-- Start of Stored rows --

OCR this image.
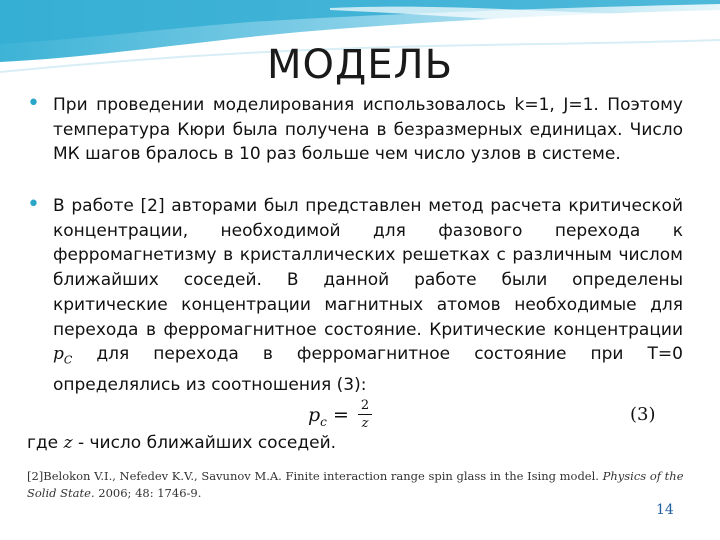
МОДЕЛЬ
• При проведении моделирования использовалось k=1, J=1. Поэтому температура Кюри была получена в безразмерных единицах. Число МК шагов бралось в 10 раз больше чем число узлов в системе.
• В работе [2] авторами был представлен метод расчета критической концентрации, необходимой для фазового перехода к ферромагнетизму в кристаллических решетках с различным числом ближайших соседей. В данной работе были определены критические концентрации магнитных атомов необходимые для перехода в ферромагнитное состояние. Критические концентрации $p_C$ для перехода в ферромагнитное состояние при T=0 определялись из соотношения (3):
$p_c = 2$
z	(3)
где z - число ближайших соседей.
[2]Belokon V.I., Nefedev K.V., Savunov M.A. Finite interaction range spin glass in the Ising model. Physics of the Solid State. 2006; 48: 1746-9.
14
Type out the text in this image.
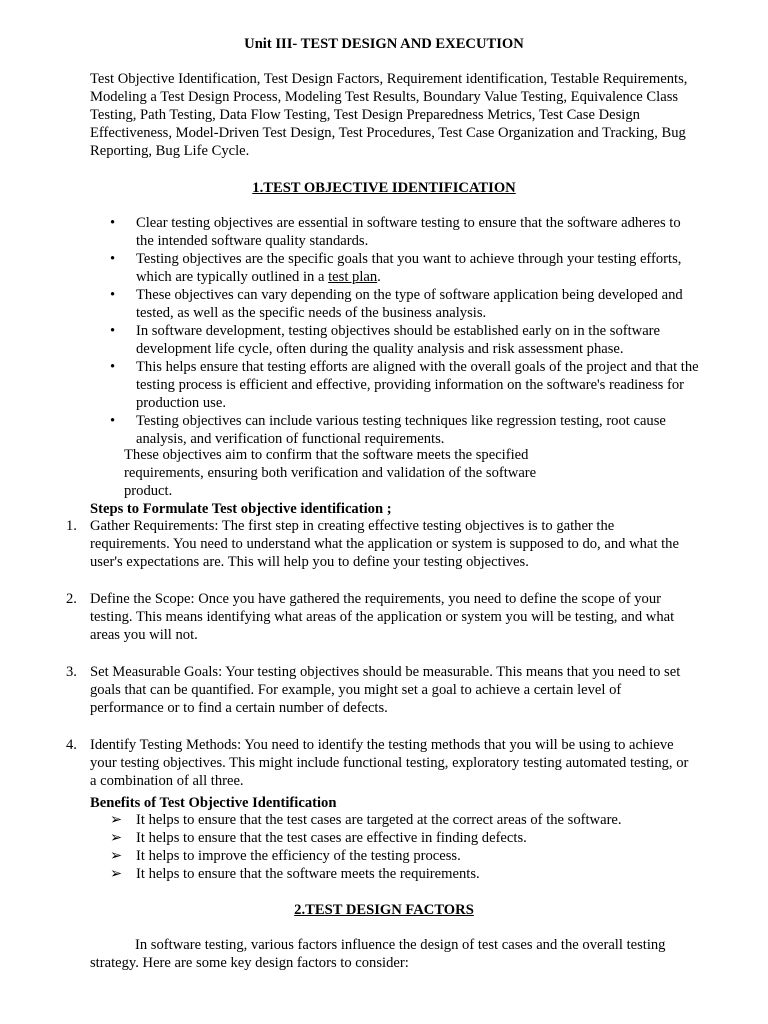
Unit III- TEST DESIGN AND EXECUTION
Test Objective Identification, Test Design Factors, Requirement identification, Testable Requirements, Modeling a Test Design Process, Modeling Test Results, Boundary Value Testing, Equivalence Class Testing, Path Testing, Data Flow Testing, Test Design Preparedness Metrics, Test Case Design Effectiveness, Model-Driven Test Design, Test Procedures, Test Case Organization and Tracking, Bug Reporting, Bug Life Cycle.
1.TEST OBJECTIVE IDENTIFICATION
• Clear testing objectives are essential in software testing to ensure that the software adheres to the intended software quality standards.
• Testing objectives are the specific goals that you want to achieve through your testing efforts, which are typically outlined in a test plan.
• These objectives can vary depending on the type of software application being developed and tested, as well as the specific needs of the business analysis.
• In software development, testing objectives should be established early on in the software development life cycle, often during the quality analysis and risk assessment phase.
• This helps ensure that testing efforts are aligned with the overall goals of the project and that the testing process is efficient and effective, providing information on the software's readiness for production use.
• Testing objectives can include various testing techniques like regression testing, root cause analysis, and verification of functional requirements.
These objectives aim to confirm that the software meets the specified requirements, ensuring both verification and validation of the software product.
Steps to Formulate Test objective identification ;
1. Gather Requirements: The first step in creating effective testing objectives is to gather the requirements. You need to understand what the application or system is supposed to do, and what the user's expectations are. This will help you to define your testing objectives.
2. Define the Scope: Once you have gathered the requirements, you need to define the scope of your testing. This means identifying what areas of the application or system you will be testing, and what areas you will not.
3. Set Measurable Goals: Your testing objectives should be measurable. This means that you need to set goals that can be quantified. For example, you might set a goal to achieve a certain level of performance or to find a certain number of defects.
4. Identify Testing Methods: You need to identify the testing methods that you will be using to achieve your testing objectives. This might include functional testing, exploratory testing automated testing, or a combination of all three.
Benefits of Test Objective Identification
➢ It helps to ensure that the test cases are targeted at the correct areas of the software.
➢ It helps to ensure that the test cases are effective in finding defects.
➢ It helps to improve the efficiency of the testing process.
➢ It helps to ensure that the software meets the requirements.
2.TEST DESIGN FACTORS
In software testing, various factors influence the design of test cases and the overall testing strategy. Here are some key design factors to consider:
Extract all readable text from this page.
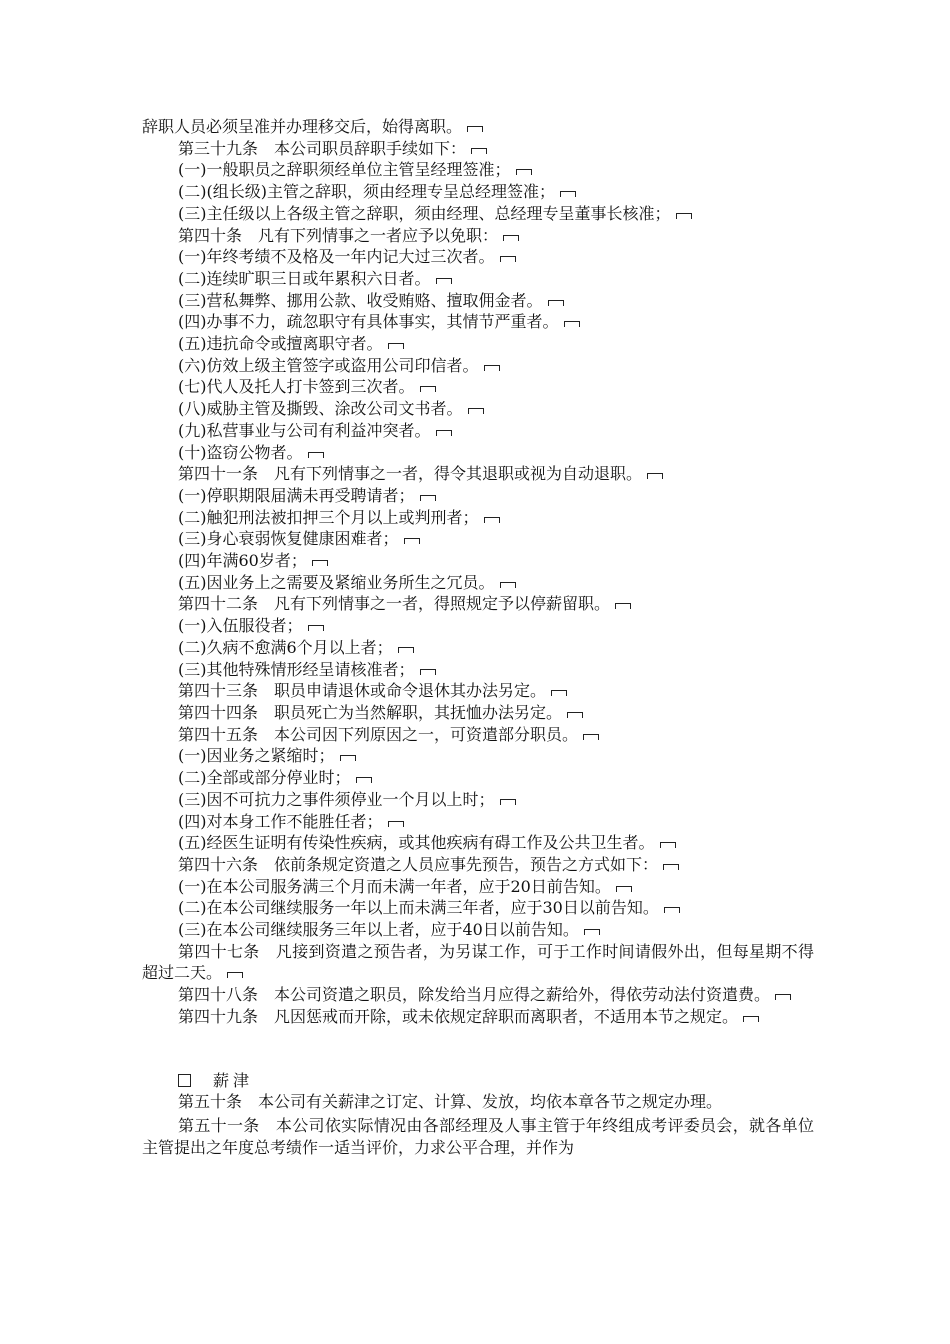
辞职人员必须呈准并办理移交后，始得离职。
第三十九条　本公司职员辞职手续如下：
(一)一般职员之辞职须经单位主管呈经理签准；
(二)(组长级)主管之辞职，须由经理专呈总经理签准；
(三)主任级以上各级主管之辞职，须由经理、总经理专呈董事长核准；
第四十条　凡有下列情事之一者应予以免职：
(一)年终考绩不及格及一年内记大过三次者。
(二)连续旷职三日或年累积六日者。
(三)营私舞弊、挪用公款、收受贿赂、擅取佣金者。
(四)办事不力，疏忽职守有具体事实，其情节严重者。
(五)违抗命令或擅离职守者。
(六)仿效上级主管签字或盗用公司印信者。
(七)代人及托人打卡签到三次者。
(八)威胁主管及撕毁、涂改公司文书者。
(九)私营事业与公司有利益冲突者。
(十)盗窃公物者。
第四十一条　凡有下列情事之一者，得令其退职或视为自动退职。
(一)停职期限届满未再受聘请者；
(二)触犯刑法被扣押三个月以上或判刑者；
(三)身心衰弱恢复健康困难者；
(四)年满60岁者；
(五)因业务上之需要及紧缩业务所生之冗员。
第四十二条　凡有下列情事之一者，得照规定予以停薪留职。
(一)入伍服役者；
(二)久病不愈满6个月以上者；
(三)其他特殊情形经呈请核准者；
第四十三条　职员申请退休或命令退休其办法另定。
第四十四条　职员死亡为当然解职，其抚恤办法另定。
第四十五条　本公司因下列原因之一，可资遣部分职员。
(一)因业务之紧缩时；
(二)全部或部分停业时；
(三)因不可抗力之事件须停业一个月以上时；
(四)对本身工作不能胜任者；
(五)经医生证明有传染性疾病，或其他疾病有碍工作及公共卫生者。
第四十六条　依前条规定资遣之人员应事先预告，预告之方式如下：
(一)在本公司服务满三个月而未满一年者，应于20日前告知。
(二)在本公司继续服务一年以上而未满三年者，应于30日以前告知。
(三)在本公司继续服务三年以上者，应于40日以前告知。
第四十七条　凡接到资遣之预告者，为另谋工作，可于工作时间请假外出，但每星期不得超过二天。
第四十八条　本公司资遣之职员，除发给当月应得之薪给外，得依劳动法付资遣费。
第四十九条　凡因惩戒而开除，或未依规定辞职而离职者，不适用本节之规定。
薪津
第五十条　本公司有关薪津之订定、计算、发放，均依本章各节之规定办理。
第五十一条　本公司依实际情况由各部经理及人事主管于年终组成考评委员会，就各单位主管提出之年度总考绩作一适当评价，力求公平合理，并作为
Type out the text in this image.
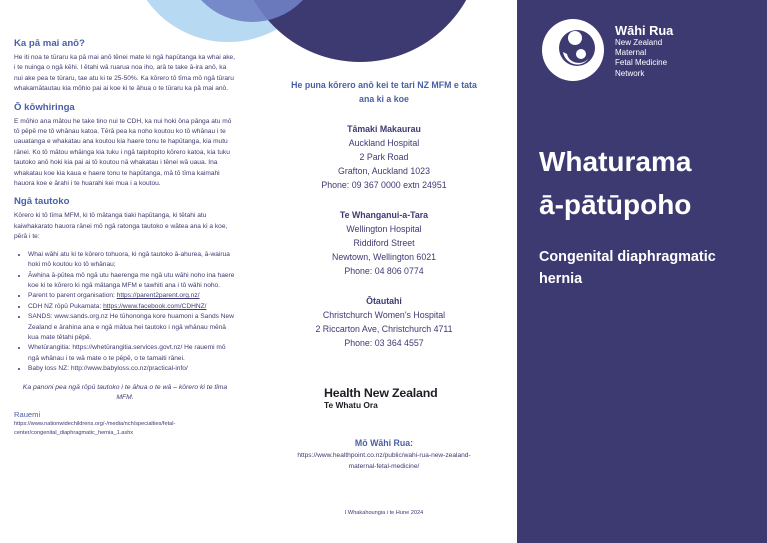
Ka pā mai anō?

He iti noa te tūraru ka pā mai anō tēnei mate ki ngā hapūtanga ka whai ake, i te nuinga o ngā kēhi. I ētahi wā ruarua noa iho, arā te take ā-ira anō, ka nui ake pea te tūraru, tae atu ki te 25-50%. Ka kōrero tō tīma mō ngā tūraru whakamātautau kia mōhio pai ai koe ki te āhua o te tūraru ka pā mai anō.

Ō kōwhiringa

E mōhio ana mātou he take tino nui te CDH, ka nui hoki ōna pānga atu mō tō pēpē me tō whānau katoa. Tērā pea ka noho koutou ko tō whānau i te uauatanga e whakatau ana koutou kia haere tonu te hapūtanga, kia mutu rānei. Ko tō mātou whāinga kia tuku i ngā taipitopito kōrero katoa, kia tuku tautoko anō hoki kia pai ai tō koutou nā whakatau i tēnei wā uaua. Ina whakatau koe kia kaua e haere tonu te hapūtanga, mā tō tīma kaimahi hauora koe e ārahi i te huarahi kei mua i a koutou.

Ngā tautoko

Kōrero ki tō tīma MFM, ki tō mātanga tiaki hapūtanga, ki tētahi atu kaiwhakarato hauora rānei mō ngā ratonga tautoko e wātea ana ki a koe, pērā i te:

• Whai wāhi atu ki te kōrero tohuora, ki ngā tautoko ā-ahurea, ā-wairua hoki mō koutou ko tō whānau;
• Āwhina ā-pūtea mō ngā utu haerenga me ngā utu wāhi noho ina haere koe ki te kōrero ki ngā mātanga MFM e tawhiti ana i tō wāhi noho.
• Parent to parent organisation: https://parent2parent.org.nz/
• CDH NZ rōpū Pukamata: https://www.facebook.com/CDHNZ/
• SANDS: www.sands.org.nz He tūhononga kore huamoni a Sands New Zealand e ārahina ana e ngā mātua hei tautoko i ngā whānau mēnā kua mate tētahi pēpē.
• Whetūrangitia: https://whetūrangitia.services.govt.nz/ He rauemi mō ngā whānau i te wā mate o te pēpē, o te tamaiti rānei.
• Baby loss NZ: http://www.babyloss.co.nz/practical-info/

Ka panoni pea ngā rōpū tautoko i te āhua o te wā – kōrero ki te tīma MFM.

Rauemi

https://www.nationwidechildrens.org/-/media/nch/specialties/fetal-center/congenital_diaphragmatic_hernia_1.ashx

He puna kōrero anō kei te tari NZ MFM e tata ana ki a koe

Tāmaki Makaurau
Auckland Hospital
2 Park Road
Grafton, Auckland 1023
Phone: 09 367 0000 extn 24951
Te Whanganui-a-Tara
Wellington Hospital
Riddiford Street
Newtown, Wellington 6021
Phone: 04 806 0774
Ōtautahi
Christchurch Women's Hospital
2 Riccarton Ave, Christchurch 4711
Phone: 03 364 4557
Health New Zealand
Te Whatu Ora
Mō Wāhi Rua:
https://www.healthpoint.co.nz/public/wahi-rua-new-zealand-maternal-fetal-medicine/
I Whakahoungia i te Hune 2024
Wāhi Rua
New Zealand
Maternal
Fetal Medicine
Network
Whaturama
ā-pātūpoho
Congenital diaphragmatic hernia
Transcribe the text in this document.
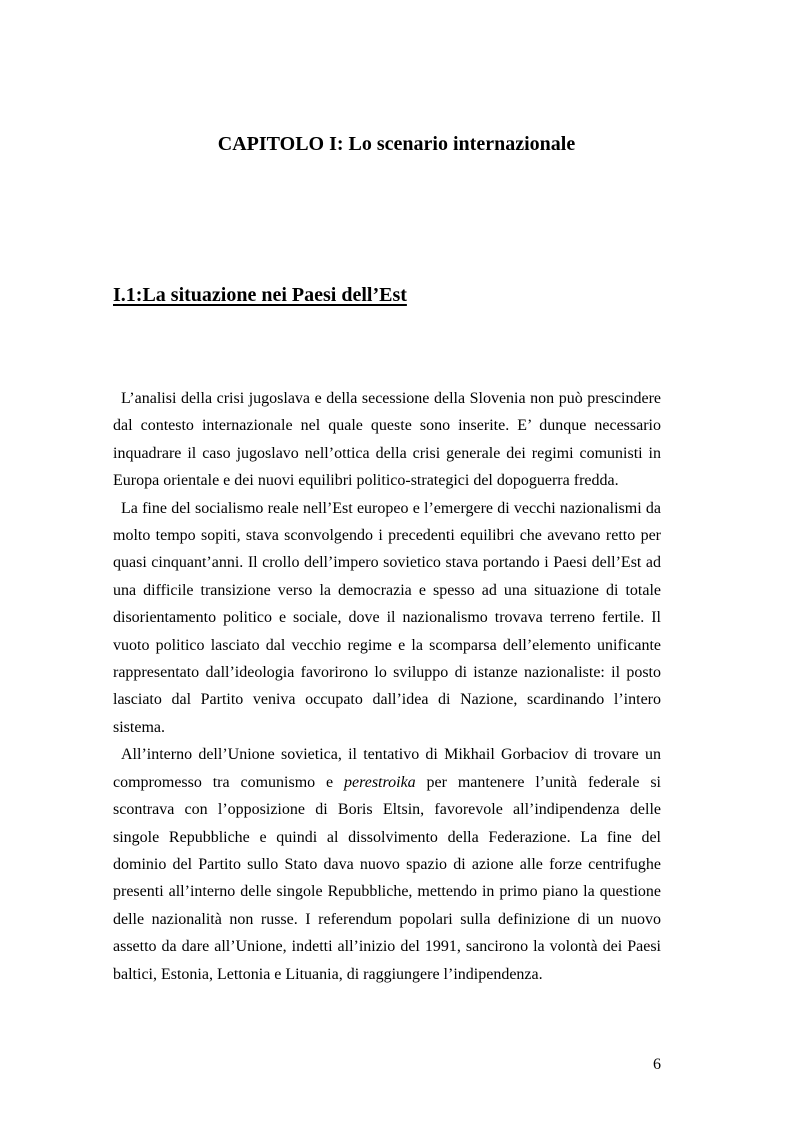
CAPITOLO I: Lo scenario internazionale
I.1:La situazione nei Paesi dell’Est

L’analisi della crisi jugoslava e della secessione della Slovenia non può prescindere dal contesto internazionale nel quale queste sono inserite. E’ dunque necessario inquadrare il caso jugoslavo nell’ottica della crisi generale dei regimi comunisti in Europa orientale e dei nuovi equilibri politico-strategici del dopoguerra fredda.

La fine del socialismo reale nell’Est europeo e l’emergere di vecchi nazionalismi da molto tempo sopiti, stava sconvolgendo i precedenti equilibri che avevano retto per quasi cinquant’anni. Il crollo dell’impero sovietico stava portando i Paesi dell’Est ad una difficile transizione verso la democrazia e spesso ad una situazione di totale disorientamento politico e sociale, dove il nazionalismo trovava terreno fertile. Il vuoto politico lasciato dal vecchio regime e la scomparsa dell’elemento unificante rappresentato dall’ideologia favorirono lo sviluppo di istanze nazionaliste: il posto lasciato dal Partito veniva occupato dall’idea di Nazione, scardinando l’intero sistema.

All’interno dell’Unione sovietica, il tentativo di Mikhail Gorbaciov di trovare un compromesso tra comunismo e perestroika per mantenere l’unità federale si scontrava con l’opposizione di Boris Eltsin, favorevole all’indipendenza delle singole Repubbliche e quindi al dissolvimento della Federazione. La fine del dominio del Partito sullo Stato dava nuovo spazio di azione alle forze centrifughe presenti all’interno delle singole Repubbliche, mettendo in primo piano la questione delle nazionalità non russe. I referendum popolari sulla definizione di un nuovo assetto da dare all’Unione, indetti all’inizio del 1991, sancirono la volontà dei Paesi baltici, Estonia, Lettonia e Lituania, di raggiungere l’indipendenza.

6
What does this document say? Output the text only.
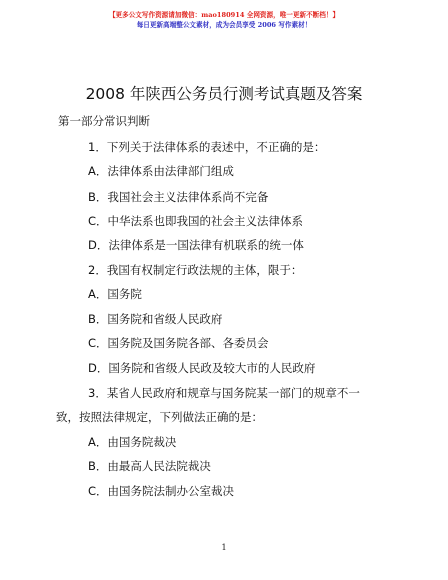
【更多公文写作资源请加微信：mao180914 全网资源，唯一更新不断档！】
每日更新高端整公文素材，成为会员享受 2006 写作素材！
2008 年陕西公务员行测考试真题及答案
第一部分常识判断
1．下列关于法律体系的表述中，不正确的是：
A．法律体系由法律部门组成
B．我国社会主义法律体系尚不完备
C．中华法系也即我国的社会主义法律体系
D．法律体系是一国法律有机联系的统一体
2．我国有权制定行政法规的主体，限于：
A．国务院
B．国务院和省级人民政府
C．国务院及国务院各部、各委员会
D．国务院和省级人民政及较大市的人民政府
3．某省人民政府和规章与国务院某一部门的规章不一
致，按照法律规定，下列做法正确的是：
A．由国务院裁决
B．由最高人民法院裁决
C．由国务院法制办公室裁决
1
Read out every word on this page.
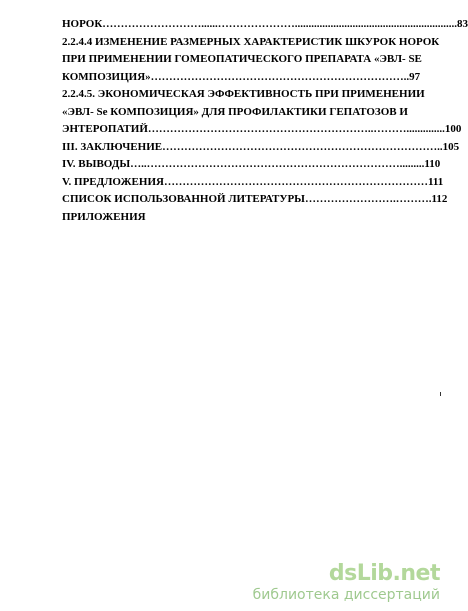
НОРОК………………………......…………………...........................................................83
2.2.4.4 ИЗМЕНЕНИЕ РАЗМЕРНЫХ ХАРАКТЕРИСТИК ШКУРОК НОРОК
ПРИ ПРИМЕНЕНИИ ГОМЕОПАТИЧЕСКОГО ПРЕПАРАТА «ЭВЛ- SE
КОМПОЗИЦИЯ»……………………………………………………………..97
2.2.4.5. ЭКОНОМИЧЕСКАЯ ЭФФЕКТИВНОСТЬ ПРИ ПРИМЕНЕНИИ
«ЭВЛ- Se КОМПОЗИЦИЯ» ДЛЯ ПРОФИЛАКТИКИ ГЕПАТОЗОВ И
ЭНТЕРОПАТИЙ……………………………………………………..………..............100
III. ЗАКЛЮЧЕНИЕ…………………………………………………………………..105
IV. ВЫВОДЫ…..…………………………………………………………….........110
V. ПРЕДЛОЖЕНИЯ………………………………………………………………111
СПИСОК ИСПОЛЬЗОВАННОЙ ЛИТЕРАТУРЫ…………………….……….112
ПРИЛОЖЕНИЯ
dsLib.net
библиотека диссертаций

-- End of Stored rows --

Retype exactly the lines from the one containing "Read out every word on this page." through the last line of the records above, both included, and leave out any pictures.

> [Exercise output]
Read out every word on this page.
НОРОК………………………......…………………...........................................................83
2.2.4.4 ИЗМЕНЕНИЕ РАЗМЕРНЫХ ХАРАКТЕРИСТИК ШКУРОК НОРОК
ПРИ ПРИМЕНЕНИИ ГОМЕОПАТИЧЕСКОГО ПРЕПАРАТА «ЭВЛ- SE
КОМПОЗИЦИЯ»……………………………………………………………..97
2.2.4.5. ЭКОНОМИЧЕСКАЯ ЭФФЕКТИВНОСТЬ ПРИ ПРИМЕНЕНИИ
«ЭВЛ- Se КОМПОЗИЦИЯ» ДЛЯ ПРОФИЛАКТИКИ ГЕПАТОЗОВ И
ЭНТЕРОПАТИЙ……………………………………………………..………..............100
III. ЗАКЛЮЧЕНИЕ…………………………………………………………………..105
IV. ВЫВОДЫ…..…………………………………………………………….........110
V. ПРЕДЛОЖЕНИЯ………………………………………………………………111
СПИСОК ИСПОЛЬЗОВАННОЙ ЛИТЕРАТУРЫ…………………….……….112
ПРИЛОЖЕНИЯ
dsLib.net
библиотека диссертаций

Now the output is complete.